# Data supplied
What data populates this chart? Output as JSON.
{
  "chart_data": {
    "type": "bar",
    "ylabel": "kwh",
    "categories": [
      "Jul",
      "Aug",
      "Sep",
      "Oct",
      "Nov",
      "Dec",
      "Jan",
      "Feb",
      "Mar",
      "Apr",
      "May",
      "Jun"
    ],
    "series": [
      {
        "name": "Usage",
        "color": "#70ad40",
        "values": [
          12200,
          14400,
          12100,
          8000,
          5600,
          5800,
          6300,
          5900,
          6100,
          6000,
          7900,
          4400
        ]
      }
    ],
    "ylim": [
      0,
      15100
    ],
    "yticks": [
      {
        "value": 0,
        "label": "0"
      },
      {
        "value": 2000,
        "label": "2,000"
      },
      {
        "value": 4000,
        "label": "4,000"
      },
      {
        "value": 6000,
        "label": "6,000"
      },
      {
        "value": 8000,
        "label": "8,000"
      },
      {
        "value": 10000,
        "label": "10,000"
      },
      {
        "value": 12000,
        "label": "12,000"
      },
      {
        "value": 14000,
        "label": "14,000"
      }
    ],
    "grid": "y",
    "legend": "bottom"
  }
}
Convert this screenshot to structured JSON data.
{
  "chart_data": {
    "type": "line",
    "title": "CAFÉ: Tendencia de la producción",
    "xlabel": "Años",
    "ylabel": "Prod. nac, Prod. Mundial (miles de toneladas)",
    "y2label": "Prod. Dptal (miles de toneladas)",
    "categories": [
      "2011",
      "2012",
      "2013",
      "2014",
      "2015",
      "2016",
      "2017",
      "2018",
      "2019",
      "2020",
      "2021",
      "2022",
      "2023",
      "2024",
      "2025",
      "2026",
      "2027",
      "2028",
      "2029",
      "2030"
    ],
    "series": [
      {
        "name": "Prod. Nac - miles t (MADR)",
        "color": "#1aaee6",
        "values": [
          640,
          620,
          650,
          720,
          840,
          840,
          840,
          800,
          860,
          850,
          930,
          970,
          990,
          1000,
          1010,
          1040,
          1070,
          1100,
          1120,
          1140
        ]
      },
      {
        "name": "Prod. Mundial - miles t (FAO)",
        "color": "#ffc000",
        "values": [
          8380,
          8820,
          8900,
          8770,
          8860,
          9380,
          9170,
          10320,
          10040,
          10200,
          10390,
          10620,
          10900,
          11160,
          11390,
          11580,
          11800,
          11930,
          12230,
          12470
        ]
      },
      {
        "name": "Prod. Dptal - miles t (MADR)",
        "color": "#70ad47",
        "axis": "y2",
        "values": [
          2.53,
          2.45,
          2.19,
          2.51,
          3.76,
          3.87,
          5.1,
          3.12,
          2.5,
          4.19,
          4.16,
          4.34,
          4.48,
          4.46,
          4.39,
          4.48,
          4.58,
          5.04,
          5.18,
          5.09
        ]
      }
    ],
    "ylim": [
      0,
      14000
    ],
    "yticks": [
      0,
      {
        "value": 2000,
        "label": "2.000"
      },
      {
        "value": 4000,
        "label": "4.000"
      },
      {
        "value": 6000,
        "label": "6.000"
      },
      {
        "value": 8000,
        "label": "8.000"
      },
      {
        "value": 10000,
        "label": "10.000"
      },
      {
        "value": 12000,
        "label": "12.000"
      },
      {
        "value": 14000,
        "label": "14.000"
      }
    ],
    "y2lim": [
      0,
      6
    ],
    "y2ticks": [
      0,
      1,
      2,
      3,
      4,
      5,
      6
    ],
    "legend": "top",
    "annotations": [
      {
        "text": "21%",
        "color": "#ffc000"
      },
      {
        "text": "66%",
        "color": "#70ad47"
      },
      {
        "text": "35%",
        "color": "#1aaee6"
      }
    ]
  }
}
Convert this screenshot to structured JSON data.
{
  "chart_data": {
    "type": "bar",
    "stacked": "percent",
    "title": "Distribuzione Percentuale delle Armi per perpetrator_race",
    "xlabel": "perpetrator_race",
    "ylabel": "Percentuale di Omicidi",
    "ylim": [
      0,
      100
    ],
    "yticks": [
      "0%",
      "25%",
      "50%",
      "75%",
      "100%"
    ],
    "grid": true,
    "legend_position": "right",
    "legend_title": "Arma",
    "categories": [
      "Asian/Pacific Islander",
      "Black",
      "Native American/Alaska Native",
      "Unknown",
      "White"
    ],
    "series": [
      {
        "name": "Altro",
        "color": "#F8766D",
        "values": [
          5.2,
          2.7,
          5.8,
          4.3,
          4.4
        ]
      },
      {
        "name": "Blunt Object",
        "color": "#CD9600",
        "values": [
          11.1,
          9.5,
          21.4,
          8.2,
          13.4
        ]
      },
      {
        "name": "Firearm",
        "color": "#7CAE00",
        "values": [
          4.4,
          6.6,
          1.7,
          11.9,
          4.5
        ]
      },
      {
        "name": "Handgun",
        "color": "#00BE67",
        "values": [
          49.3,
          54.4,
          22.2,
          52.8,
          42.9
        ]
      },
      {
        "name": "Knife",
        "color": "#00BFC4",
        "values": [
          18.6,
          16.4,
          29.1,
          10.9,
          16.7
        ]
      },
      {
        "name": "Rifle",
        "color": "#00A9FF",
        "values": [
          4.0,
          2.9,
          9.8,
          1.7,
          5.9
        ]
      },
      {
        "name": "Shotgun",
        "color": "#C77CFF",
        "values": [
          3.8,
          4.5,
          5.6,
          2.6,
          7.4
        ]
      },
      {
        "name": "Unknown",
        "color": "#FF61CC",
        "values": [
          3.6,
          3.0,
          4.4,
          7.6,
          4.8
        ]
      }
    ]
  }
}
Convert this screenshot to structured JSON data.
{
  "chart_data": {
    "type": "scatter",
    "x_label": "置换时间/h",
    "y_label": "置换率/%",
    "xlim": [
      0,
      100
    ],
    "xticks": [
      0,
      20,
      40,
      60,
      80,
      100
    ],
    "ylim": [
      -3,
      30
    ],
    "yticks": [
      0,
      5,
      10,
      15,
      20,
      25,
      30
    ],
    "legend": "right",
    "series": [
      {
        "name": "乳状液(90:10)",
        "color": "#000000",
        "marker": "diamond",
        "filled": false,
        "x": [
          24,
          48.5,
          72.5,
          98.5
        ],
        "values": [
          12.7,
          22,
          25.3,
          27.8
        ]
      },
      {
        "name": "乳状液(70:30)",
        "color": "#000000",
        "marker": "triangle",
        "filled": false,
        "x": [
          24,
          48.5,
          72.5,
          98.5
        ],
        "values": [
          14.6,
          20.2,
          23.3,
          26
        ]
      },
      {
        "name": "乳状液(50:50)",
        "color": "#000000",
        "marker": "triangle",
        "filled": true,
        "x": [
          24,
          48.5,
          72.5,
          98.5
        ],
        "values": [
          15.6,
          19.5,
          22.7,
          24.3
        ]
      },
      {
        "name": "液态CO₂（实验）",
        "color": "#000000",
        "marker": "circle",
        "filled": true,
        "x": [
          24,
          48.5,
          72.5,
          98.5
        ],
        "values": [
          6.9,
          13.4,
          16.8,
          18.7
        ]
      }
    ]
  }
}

# Required task
Reproduce the material in full, with no word added or dropped.

# The completed task
What data populates this chart? Output as JSON.
{
  "chart_data": {
    "type": "bar",
    "ylabel": "kwh",
    "categories": [
      "Jul",
      "Aug",
      "Sep",
      "Oct",
      "Nov",
      "Dec",
      "Jan",
      "Feb",
      "Mar",
      "Apr",
      "May",
      "Jun"
    ],
    "series": [
      {
        "name": "Usage",
        "color": "#70ad40",
        "values": [
          12200,
          14400,
          12100,
          8000,
          5600,
          5800,
          6300,
          5900,
          6100,
          6000,
          7900,
          4400
        ]
      }
    ],
    "ylim": [
      0,
      15100
    ],
    "yticks": [
      {
        "value": 0,
        "label": "0"
      },
      {
        "value": 2000,
        "label": "2,000"
      },
      {
        "value": 4000,
        "label": "4,000"
      },
      {
        "value": 6000,
        "label": "6,000"
      },
      {
        "value": 8000,
        "label": "8,000"
      },
      {
        "value": 10000,
        "label": "10,000"
      },
      {
        "value": 12000,
        "label": "12,000"
      },
      {
        "value": 14000,
        "label": "14,000"
      }
    ],
    "grid": "y",
    "legend": "bottom"
  }
}
Convert this screenshot to structured JSON data.
{
  "chart_data": {
    "type": "line",
    "title": "CAFÉ: Tendencia de la producción",
    "xlabel": "Años",
    "ylabel": "Prod. nac, Prod. Mundial (miles de toneladas)",
    "y2label": "Prod. Dptal (miles de toneladas)",
    "categories": [
      "2011",
      "2012",
      "2013",
      "2014",
      "2015",
      "2016",
      "2017",
      "2018",
      "2019",
      "2020",
      "2021",
      "2022",
      "2023",
      "2024",
      "2025",
      "2026",
      "2027",
      "2028",
      "2029",
      "2030"
    ],
    "series": [
      {
        "name": "Prod. Nac - miles t (MADR)",
        "color": "#1aaee6",
        "values": [
          640,
          620,
          650,
          720,
          840,
          840,
          840,
          800,
          860,
          850,
          930,
          970,
          990,
          1000,
          1010,
          1040,
          1070,
          1100,
          1120,
          1140
        ]
      },
      {
        "name": "Prod. Mundial - miles t (FAO)",
        "color": "#ffc000",
        "values": [
          8380,
          8820,
          8900,
          8770,
          8860,
          9380,
          9170,
          10320,
          10040,
          10200,
          10390,
          10620,
          10900,
          11160,
          11390,
          11580,
          11800,
          11930,
          12230,
          12470
        ]
      },
      {
        "name": "Prod. Dptal - miles t (MADR)",
        "color": "#70ad47",
        "axis": "y2",
        "values": [
          2.53,
          2.45,
          2.19,
          2.51,
          3.76,
          3.87,
          5.1,
          3.12,
          2.5,
          4.19,
          4.16,
          4.34,
          4.48,
          4.46,
          4.39,
          4.48,
          4.58,
          5.04,
          5.18,
          5.09
        ]
      }
    ],
    "ylim": [
      0,
      14000
    ],
    "yticks": [
      0,
      {
        "value": 2000,
        "label": "2.000"
      },
      {
        "value": 4000,
        "label": "4.000"
      },
      {
        "value": 6000,
        "label": "6.000"
      },
      {
        "value": 8000,
        "label": "8.000"
      },
      {
        "value": 10000,
        "label": "10.000"
      },
      {
        "value": 12000,
        "label": "12.000"
      },
      {
        "value": 14000,
        "label": "14.000"
      }
    ],
    "y2lim": [
      0,
      6
    ],
    "y2ticks": [
      0,
      1,
      2,
      3,
      4,
      5,
      6
    ],
    "legend": "top",
    "annotations": [
      {
        "text": "21%",
        "color": "#ffc000"
      },
      {
        "text": "66%",
        "color": "#70ad47"
      },
      {
        "text": "35%",
        "color": "#1aaee6"
      }
    ]
  }
}
Convert this screenshot to structured JSON data.
{
  "chart_data": {
    "type": "bar",
    "stacked": "percent",
    "title": "Distribuzione Percentuale delle Armi per perpetrator_race",
    "xlabel": "perpetrator_race",
    "ylabel": "Percentuale di Omicidi",
    "ylim": [
      0,
      100
    ],
    "yticks": [
      "0%",
      "25%",
      "50%",
      "75%",
      "100%"
    ],
    "grid": true,
    "legend_position": "right",
    "legend_title": "Arma",
    "categories": [
      "Asian/Pacific Islander",
      "Black",
      "Native American/Alaska Native",
      "Unknown",
      "White"
    ],
    "series": [
      {
        "name": "Altro",
        "color": "#F8766D",
        "values": [
          5.2,
          2.7,
          5.8,
          4.3,
          4.4
        ]
      },
      {
        "name": "Blunt Object",
        "color": "#CD9600",
        "values": [
          11.1,
          9.5,
          21.4,
          8.2,
          13.4
        ]
      },
      {
        "name": "Firearm",
        "color": "#7CAE00",
        "values": [
          4.4,
          6.6,
          1.7,
          11.9,
          4.5
        ]
      },
      {
        "name": "Handgun",
        "color": "#00BE67",
        "values": [
          49.3,
          54.4,
          22.2,
          52.8,
          42.9
        ]
      },
      {
        "name": "Knife",
        "color": "#00BFC4",
        "values": [
          18.6,
          16.4,
          29.1,
          10.9,
          16.7
        ]
      },
      {
        "name": "Rifle",
        "color": "#00A9FF",
        "values": [
          4.0,
          2.9,
          9.8,
          1.7,
          5.9
        ]
      },
      {
        "name": "Shotgun",
        "color": "#C77CFF",
        "values": [
          3.8,
          4.5,
          5.6,
          2.6,
          7.4
        ]
      },
      {
        "name": "Unknown",
        "color": "#FF61CC",
        "values": [
          3.6,
          3.0,
          4.4,
          7.6,
          4.8
        ]
      }
    ]
  }
}
Convert this screenshot to structured JSON data.
{
  "chart_data": {
    "type": "scatter",
    "x_label": "置换时间/h",
    "y_label": "置换率/%",
    "xlim": [
      0,
      100
    ],
    "xticks": [
      0,
      20,
      40,
      60,
      80,
      100
    ],
    "ylim": [
      -3,
      30
    ],
    "yticks": [
      0,
      5,
      10,
      15,
      20,
      25,
      30
    ],
    "legend": "right",
    "series": [
      {
        "name": "乳状液(90:10)",
        "color": "#000000",
        "marker": "diamond",
        "filled": false,
        "x": [
          24,
          48.5,
          72.5,
          98.5
        ],
        "values": [
          12.7,
          22,
          25.3,
          27.8
        ]
      },
      {
        "name": "乳状液(70:30)",
        "color": "#000000",
        "marker": "triangle",
        "filled": false,
        "x": [
          24,
          48.5,
          72.5,
          98.5
        ],
        "values": [
          14.6,
          20.2,
          23.3,
          26
        ]
      },
      {
        "name": "乳状液(50:50)",
        "color": "#000000",
        "marker": "triangle",
        "filled": true,
        "x": [
          24,
          48.5,
          72.5,
          98.5
        ],
        "values": [
          15.6,
          19.5,
          22.7,
          24.3
        ]
      },
      {
        "name": "液态CO₂（实验）",
        "color": "#000000",
        "marker": "circle",
        "filled": true,
        "x": [
          24,
          48.5,
          72.5,
          98.5
        ],
        "values": [
          6.9,
          13.4,
          16.8,
          18.7
        ]
      }
    ]
  }
}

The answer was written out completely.